__SUPPLIED RECORDS__.
•••
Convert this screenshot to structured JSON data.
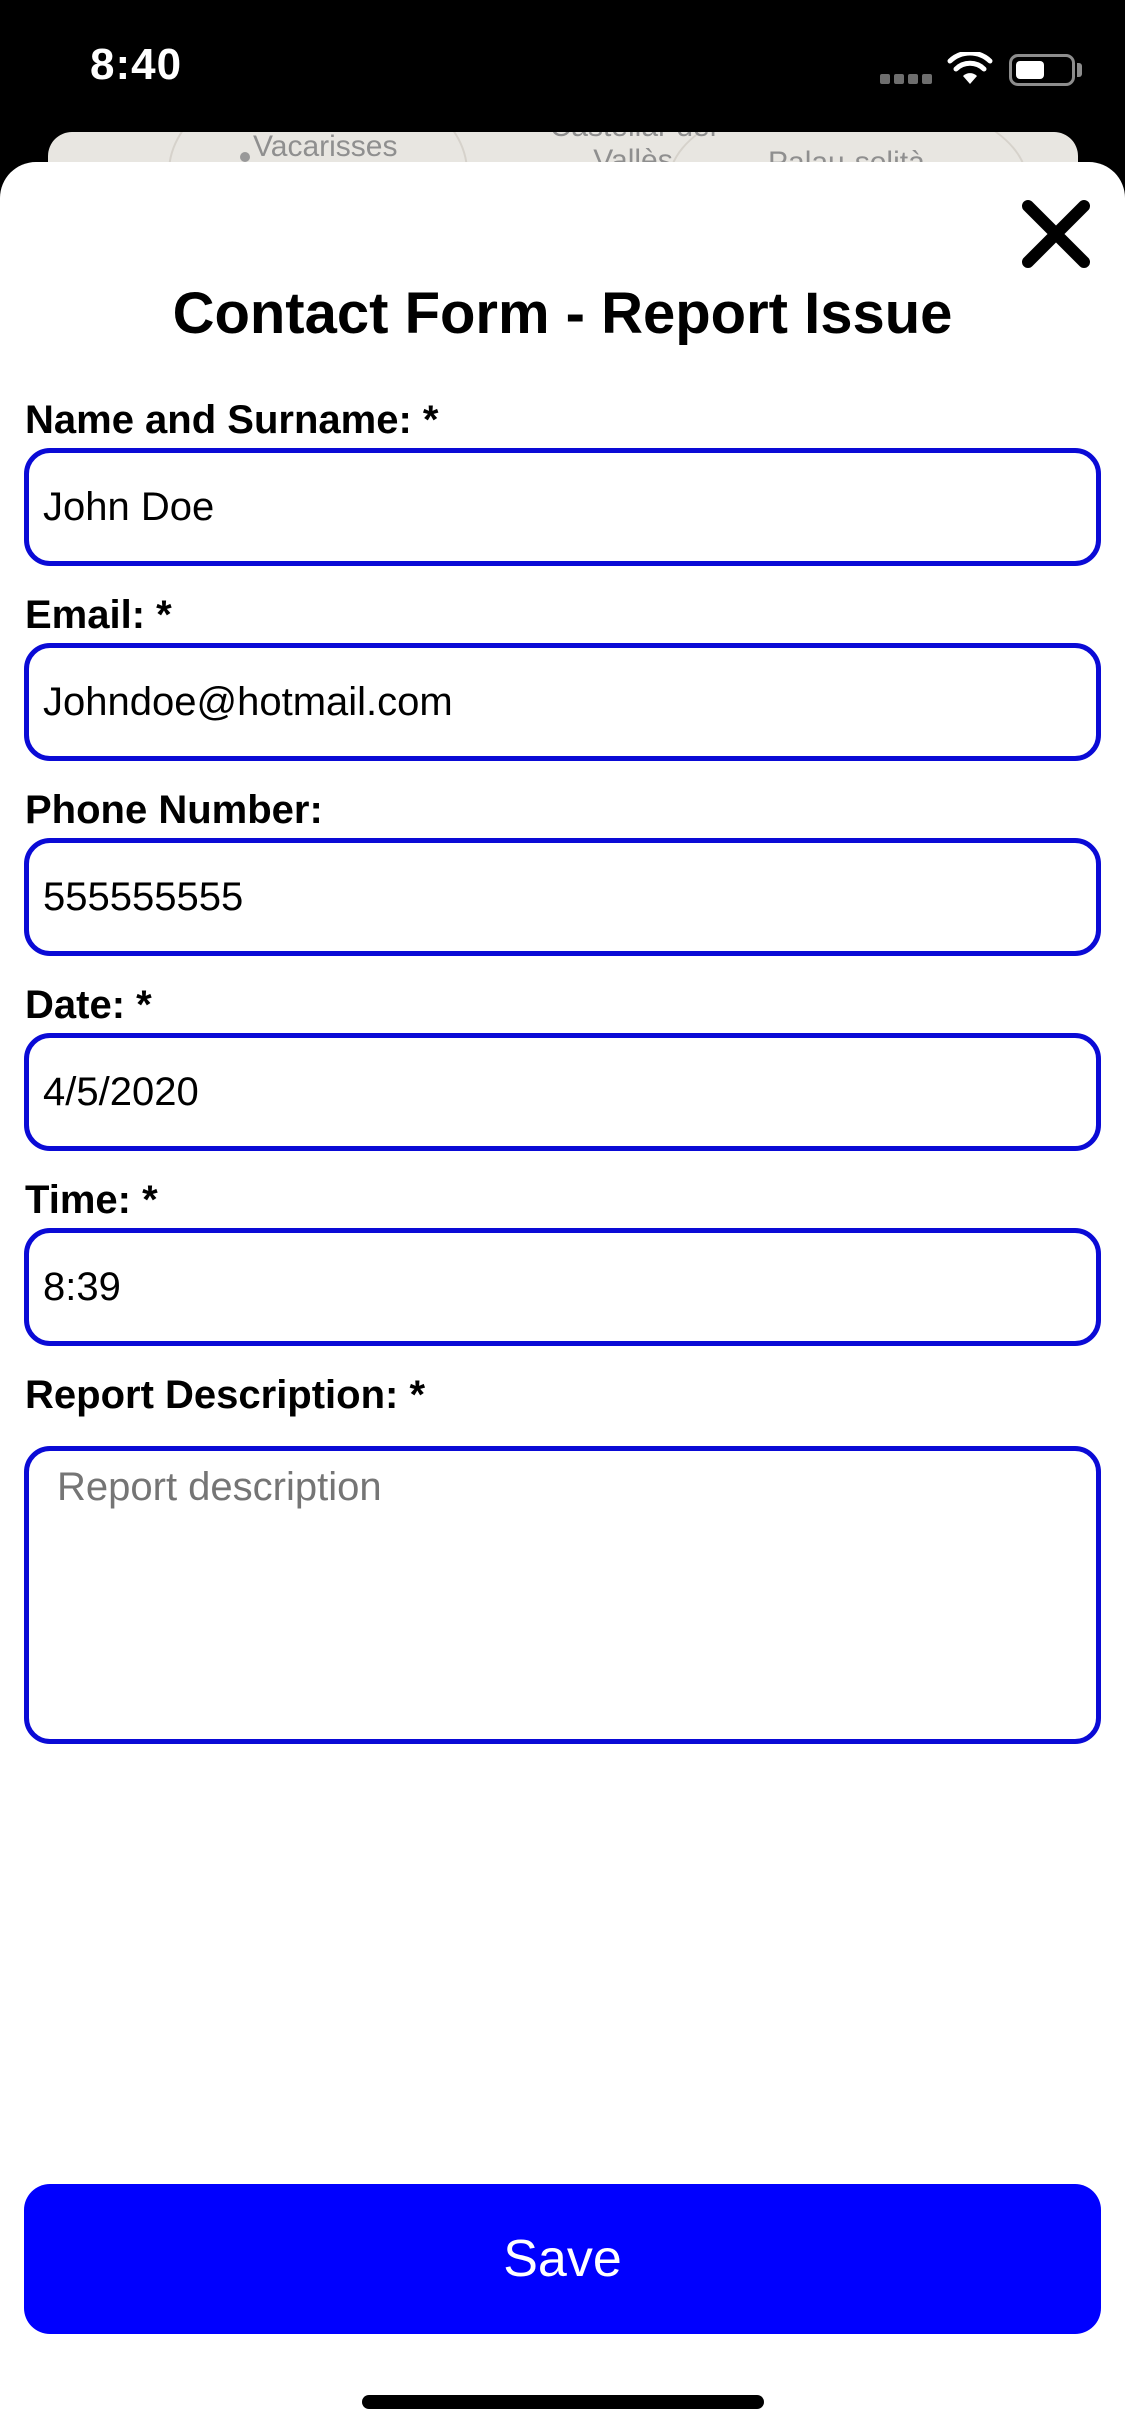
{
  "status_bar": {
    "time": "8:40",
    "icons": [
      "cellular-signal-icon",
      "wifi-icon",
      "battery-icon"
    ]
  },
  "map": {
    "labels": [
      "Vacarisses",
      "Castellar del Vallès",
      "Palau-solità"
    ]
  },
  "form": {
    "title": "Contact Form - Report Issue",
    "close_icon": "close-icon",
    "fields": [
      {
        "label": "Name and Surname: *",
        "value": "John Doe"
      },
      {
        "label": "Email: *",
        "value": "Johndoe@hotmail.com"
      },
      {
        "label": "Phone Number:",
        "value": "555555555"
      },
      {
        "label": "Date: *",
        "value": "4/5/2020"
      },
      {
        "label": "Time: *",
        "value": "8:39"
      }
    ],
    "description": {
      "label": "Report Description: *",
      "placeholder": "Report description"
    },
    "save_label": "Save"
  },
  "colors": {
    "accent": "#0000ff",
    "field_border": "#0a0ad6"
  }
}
•••
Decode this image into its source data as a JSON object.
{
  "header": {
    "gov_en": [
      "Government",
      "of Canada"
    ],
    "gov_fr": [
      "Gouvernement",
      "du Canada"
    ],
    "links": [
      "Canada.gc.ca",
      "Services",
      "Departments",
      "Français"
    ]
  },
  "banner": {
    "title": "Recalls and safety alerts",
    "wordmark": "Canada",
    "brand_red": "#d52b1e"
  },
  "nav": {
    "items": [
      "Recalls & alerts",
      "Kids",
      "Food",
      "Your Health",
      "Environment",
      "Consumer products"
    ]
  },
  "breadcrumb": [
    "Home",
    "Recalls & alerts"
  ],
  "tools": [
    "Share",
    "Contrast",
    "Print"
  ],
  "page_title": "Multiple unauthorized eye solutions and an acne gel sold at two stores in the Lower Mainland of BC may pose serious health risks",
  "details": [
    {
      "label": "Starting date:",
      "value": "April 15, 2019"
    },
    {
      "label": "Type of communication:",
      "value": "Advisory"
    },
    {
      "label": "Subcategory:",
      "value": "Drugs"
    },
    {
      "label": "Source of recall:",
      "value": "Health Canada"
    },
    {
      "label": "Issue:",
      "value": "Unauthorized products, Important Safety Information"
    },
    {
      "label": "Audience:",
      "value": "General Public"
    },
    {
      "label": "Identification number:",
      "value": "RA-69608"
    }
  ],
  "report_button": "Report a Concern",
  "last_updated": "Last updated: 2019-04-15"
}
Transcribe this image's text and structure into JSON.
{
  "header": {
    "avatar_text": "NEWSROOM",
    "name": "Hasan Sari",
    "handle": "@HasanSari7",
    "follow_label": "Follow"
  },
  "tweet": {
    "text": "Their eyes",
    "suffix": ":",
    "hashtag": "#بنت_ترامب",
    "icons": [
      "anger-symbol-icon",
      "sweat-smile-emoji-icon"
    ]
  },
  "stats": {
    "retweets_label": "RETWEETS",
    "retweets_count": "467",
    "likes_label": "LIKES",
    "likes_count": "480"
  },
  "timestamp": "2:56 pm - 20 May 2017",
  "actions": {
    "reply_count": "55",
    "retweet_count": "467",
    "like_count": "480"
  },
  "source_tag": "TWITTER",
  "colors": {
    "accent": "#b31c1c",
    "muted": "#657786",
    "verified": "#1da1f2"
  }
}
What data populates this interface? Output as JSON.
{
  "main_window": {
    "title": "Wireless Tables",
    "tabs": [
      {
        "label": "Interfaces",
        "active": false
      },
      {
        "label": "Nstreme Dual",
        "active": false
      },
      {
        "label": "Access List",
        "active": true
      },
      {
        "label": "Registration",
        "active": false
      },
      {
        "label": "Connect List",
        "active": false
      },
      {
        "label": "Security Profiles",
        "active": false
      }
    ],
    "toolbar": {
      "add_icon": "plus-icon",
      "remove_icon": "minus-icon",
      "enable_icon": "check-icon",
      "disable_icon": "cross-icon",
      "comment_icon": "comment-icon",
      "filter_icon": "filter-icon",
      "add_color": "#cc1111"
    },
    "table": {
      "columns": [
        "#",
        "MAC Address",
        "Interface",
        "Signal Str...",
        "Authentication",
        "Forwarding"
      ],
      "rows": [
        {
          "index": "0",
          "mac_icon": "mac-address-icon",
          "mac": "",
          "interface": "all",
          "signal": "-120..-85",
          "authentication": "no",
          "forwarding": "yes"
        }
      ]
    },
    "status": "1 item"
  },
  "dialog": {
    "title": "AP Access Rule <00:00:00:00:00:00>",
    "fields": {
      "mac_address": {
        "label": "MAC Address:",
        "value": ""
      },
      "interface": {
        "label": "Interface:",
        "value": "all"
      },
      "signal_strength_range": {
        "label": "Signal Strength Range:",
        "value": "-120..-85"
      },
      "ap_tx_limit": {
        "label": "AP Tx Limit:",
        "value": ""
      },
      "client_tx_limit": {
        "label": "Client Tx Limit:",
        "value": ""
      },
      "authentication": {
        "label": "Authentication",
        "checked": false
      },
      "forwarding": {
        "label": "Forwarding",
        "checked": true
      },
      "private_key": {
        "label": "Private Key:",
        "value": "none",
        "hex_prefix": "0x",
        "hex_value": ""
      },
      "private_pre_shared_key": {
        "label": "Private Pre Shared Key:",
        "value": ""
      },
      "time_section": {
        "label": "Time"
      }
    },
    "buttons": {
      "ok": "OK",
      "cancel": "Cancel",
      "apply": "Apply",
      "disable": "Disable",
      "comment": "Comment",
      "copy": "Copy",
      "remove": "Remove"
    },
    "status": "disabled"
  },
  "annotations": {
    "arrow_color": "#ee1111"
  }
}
•••
__PROMPT__. Give the count of lines holding the word "alerts", with no other words.

__CORRECT OUTPUT__. 3